------ Listed records

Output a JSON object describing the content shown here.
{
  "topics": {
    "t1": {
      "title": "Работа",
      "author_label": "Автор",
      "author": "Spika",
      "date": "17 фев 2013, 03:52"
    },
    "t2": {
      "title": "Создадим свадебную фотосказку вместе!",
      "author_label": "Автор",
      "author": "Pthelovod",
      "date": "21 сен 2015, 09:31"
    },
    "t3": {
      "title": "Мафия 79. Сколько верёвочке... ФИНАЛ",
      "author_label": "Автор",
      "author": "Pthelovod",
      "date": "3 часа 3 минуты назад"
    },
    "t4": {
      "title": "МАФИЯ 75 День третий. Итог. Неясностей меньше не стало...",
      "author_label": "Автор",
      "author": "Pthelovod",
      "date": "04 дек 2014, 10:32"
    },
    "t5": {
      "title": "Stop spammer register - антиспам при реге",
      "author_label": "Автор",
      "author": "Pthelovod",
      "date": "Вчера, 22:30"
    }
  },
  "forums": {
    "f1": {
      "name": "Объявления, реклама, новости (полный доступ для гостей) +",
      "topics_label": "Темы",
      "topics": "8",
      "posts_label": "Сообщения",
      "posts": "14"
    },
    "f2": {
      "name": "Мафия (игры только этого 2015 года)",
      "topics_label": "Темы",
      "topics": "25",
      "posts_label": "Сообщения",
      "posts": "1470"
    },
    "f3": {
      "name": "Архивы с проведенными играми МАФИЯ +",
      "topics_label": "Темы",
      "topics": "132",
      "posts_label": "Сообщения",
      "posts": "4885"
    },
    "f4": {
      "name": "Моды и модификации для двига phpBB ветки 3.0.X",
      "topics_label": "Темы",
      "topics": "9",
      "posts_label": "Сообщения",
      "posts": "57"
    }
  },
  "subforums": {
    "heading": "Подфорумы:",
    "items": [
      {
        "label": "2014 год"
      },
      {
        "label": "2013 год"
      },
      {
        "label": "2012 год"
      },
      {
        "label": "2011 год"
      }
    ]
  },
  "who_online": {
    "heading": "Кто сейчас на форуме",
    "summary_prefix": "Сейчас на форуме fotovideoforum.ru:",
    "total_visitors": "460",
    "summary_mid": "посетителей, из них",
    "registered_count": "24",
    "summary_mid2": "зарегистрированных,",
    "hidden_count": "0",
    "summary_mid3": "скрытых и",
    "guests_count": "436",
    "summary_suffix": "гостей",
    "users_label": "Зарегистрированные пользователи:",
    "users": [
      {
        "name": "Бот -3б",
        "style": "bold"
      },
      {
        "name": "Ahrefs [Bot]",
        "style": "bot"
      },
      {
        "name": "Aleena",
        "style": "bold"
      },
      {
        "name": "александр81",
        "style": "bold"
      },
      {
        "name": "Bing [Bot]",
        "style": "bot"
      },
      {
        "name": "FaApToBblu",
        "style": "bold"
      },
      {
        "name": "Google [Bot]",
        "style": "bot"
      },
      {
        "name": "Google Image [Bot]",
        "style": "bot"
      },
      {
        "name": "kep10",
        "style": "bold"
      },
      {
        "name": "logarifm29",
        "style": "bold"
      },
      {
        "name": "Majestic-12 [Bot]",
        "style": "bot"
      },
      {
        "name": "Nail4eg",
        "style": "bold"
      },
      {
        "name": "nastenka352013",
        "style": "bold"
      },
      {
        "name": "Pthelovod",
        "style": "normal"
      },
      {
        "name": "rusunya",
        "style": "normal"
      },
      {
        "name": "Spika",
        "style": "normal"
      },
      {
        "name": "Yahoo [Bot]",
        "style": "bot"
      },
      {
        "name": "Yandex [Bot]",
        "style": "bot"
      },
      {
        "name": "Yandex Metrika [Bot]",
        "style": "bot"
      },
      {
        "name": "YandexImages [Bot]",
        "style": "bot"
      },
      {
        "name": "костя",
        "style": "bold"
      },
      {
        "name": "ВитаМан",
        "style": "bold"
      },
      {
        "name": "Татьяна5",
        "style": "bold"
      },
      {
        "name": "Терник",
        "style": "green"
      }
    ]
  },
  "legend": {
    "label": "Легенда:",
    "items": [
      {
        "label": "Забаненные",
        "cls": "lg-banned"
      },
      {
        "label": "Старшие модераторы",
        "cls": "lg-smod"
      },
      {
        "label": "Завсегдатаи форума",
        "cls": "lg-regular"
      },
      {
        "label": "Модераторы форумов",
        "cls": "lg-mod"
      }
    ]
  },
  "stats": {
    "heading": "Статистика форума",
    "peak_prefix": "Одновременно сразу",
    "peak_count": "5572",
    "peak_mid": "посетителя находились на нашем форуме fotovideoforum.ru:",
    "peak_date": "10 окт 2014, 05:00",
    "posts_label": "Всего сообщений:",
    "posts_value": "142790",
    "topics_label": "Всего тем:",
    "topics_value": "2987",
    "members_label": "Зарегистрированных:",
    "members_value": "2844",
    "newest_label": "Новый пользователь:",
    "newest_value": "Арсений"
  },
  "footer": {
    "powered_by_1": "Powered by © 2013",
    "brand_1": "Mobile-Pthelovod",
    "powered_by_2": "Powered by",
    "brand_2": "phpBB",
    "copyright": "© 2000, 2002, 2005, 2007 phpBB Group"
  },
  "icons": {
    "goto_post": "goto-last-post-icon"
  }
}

------------

**Instruction**
Without leaving anything out, give the entries again exactly.

**Completed exercise**
Output a JSON object describing the content shown here.
{
  "topics": {
    "t1": {
      "title": "Работа",
      "author_label": "Автор",
      "author": "Spika",
      "date": "17 фев 2013, 03:52"
    },
    "t2": {
      "title": "Создадим свадебную фотосказку вместе!",
      "author_label": "Автор",
      "author": "Pthelovod",
      "date": "21 сен 2015, 09:31"
    },
    "t3": {
      "title": "Мафия 79. Сколько верёвочке... ФИНАЛ",
      "author_label": "Автор",
      "author": "Pthelovod",
      "date": "3 часа 3 минуты назад"
    },
    "t4": {
      "title": "МАФИЯ 75 День третий. Итог. Неясностей меньше не стало...",
      "author_label": "Автор",
      "author": "Pthelovod",
      "date": "04 дек 2014, 10:32"
    },
    "t5": {
      "title": "Stop spammer register - антиспам при реге",
      "author_label": "Автор",
      "author": "Pthelovod",
      "date": "Вчера, 22:30"
    }
  },
  "forums": {
    "f1": {
      "name": "Объявления, реклама, новости (полный доступ для гостей) +",
      "topics_label": "Темы",
      "topics": "8",
      "posts_label": "Сообщения",
      "posts": "14"
    },
    "f2": {
      "name": "Мафия (игры только этого 2015 года)",
      "topics_label": "Темы",
      "topics": "25",
      "posts_label": "Сообщения",
      "posts": "1470"
    },
    "f3": {
      "name": "Архивы с проведенными играми МАФИЯ +",
      "topics_label": "Темы",
      "topics": "132",
      "posts_label": "Сообщения",
      "posts": "4885"
    },
    "f4": {
      "name": "Моды и модификации для двига phpBB ветки 3.0.X",
      "topics_label": "Темы",
      "topics": "9",
      "posts_label": "Сообщения",
      "posts": "57"
    }
  },
  "subforums": {
    "heading": "Подфорумы:",
    "items": [
      {
        "label": "2014 год"
      },
      {
        "label": "2013 год"
      },
      {
        "label": "2012 год"
      },
      {
        "label": "2011 год"
      }
    ]
  },
  "who_online": {
    "heading": "Кто сейчас на форуме",
    "summary_prefix": "Сейчас на форуме fotovideoforum.ru:",
    "total_visitors": "460",
    "summary_mid": "посетителей, из них",
    "registered_count": "24",
    "summary_mid2": "зарегистрированных,",
    "hidden_count": "0",
    "summary_mid3": "скрытых и",
    "guests_count": "436",
    "summary_suffix": "гостей",
    "users_label": "Зарегистрированные пользователи:",
    "users": [
      {
        "name": "Бот -3б",
        "style": "bold"
      },
      {
        "name": "Ahrefs [Bot]",
        "style": "bot"
      },
      {
        "name": "Aleena",
        "style": "bold"
      },
      {
        "name": "александр81",
        "style": "bold"
      },
      {
        "name": "Bing [Bot]",
        "style": "bot"
      },
      {
        "name": "FaApToBblu",
        "style": "bold"
      },
      {
        "name": "Google [Bot]",
        "style": "bot"
      },
      {
        "name": "Google Image [Bot]",
        "style": "bot"
      },
      {
        "name": "kep10",
        "style": "bold"
      },
      {
        "name": "logarifm29",
        "style": "bold"
      },
      {
        "name": "Majestic-12 [Bot]",
        "style": "bot"
      },
      {
        "name": "Nail4eg",
        "style": "bold"
      },
      {
        "name": "nastenka352013",
        "style": "bold"
      },
      {
        "name": "Pthelovod",
        "style": "normal"
      },
      {
        "name": "rusunya",
        "style": "normal"
      },
      {
        "name": "Spika",
        "style": "normal"
      },
      {
        "name": "Yahoo [Bot]",
        "style": "bot"
      },
      {
        "name": "Yandex [Bot]",
        "style": "bot"
      },
      {
        "name": "Yandex Metrika [Bot]",
        "style": "bot"
      },
      {
        "name": "YandexImages [Bot]",
        "style": "bot"
      },
      {
        "name": "костя",
        "style": "bold"
      },
      {
        "name": "ВитаМан",
        "style": "bold"
      },
      {
        "name": "Татьяна5",
        "style": "bold"
      },
      {
        "name": "Терник",
        "style": "green"
      }
    ]
  },
  "legend": {
    "label": "Легенда:",
    "items": [
      {
        "label": "Забаненные",
        "cls": "lg-banned"
      },
      {
        "label": "Старшие модераторы",
        "cls": "lg-smod"
      },
      {
        "label": "Завсегдатаи форума",
        "cls": "lg-regular"
      },
      {
        "label": "Модераторы форумов",
        "cls": "lg-mod"
      }
    ]
  },
  "stats": {
    "heading": "Статистика форума",
    "peak_prefix": "Одновременно сразу",
    "peak_count": "5572",
    "peak_mid": "посетителя находились на нашем форуме fotovideoforum.ru:",
    "peak_date": "10 окт 2014, 05:00",
    "posts_label": "Всего сообщений:",
    "posts_value": "142790",
    "topics_label": "Всего тем:",
    "topics_value": "2987",
    "members_label": "Зарегистрированных:",
    "members_value": "2844",
    "newest_label": "Новый пользователь:",
    "newest_value": "Арсений"
  },
  "footer": {
    "powered_by_1": "Powered by © 2013",
    "brand_1": "Mobile-Pthelovod",
    "powered_by_2": "Powered by",
    "brand_2": "phpBB",
    "copyright": "© 2000, 2002, 2005, 2007 phpBB Group"
  },
  "icons": {
    "goto_post": "goto-last-post-icon"
  }
}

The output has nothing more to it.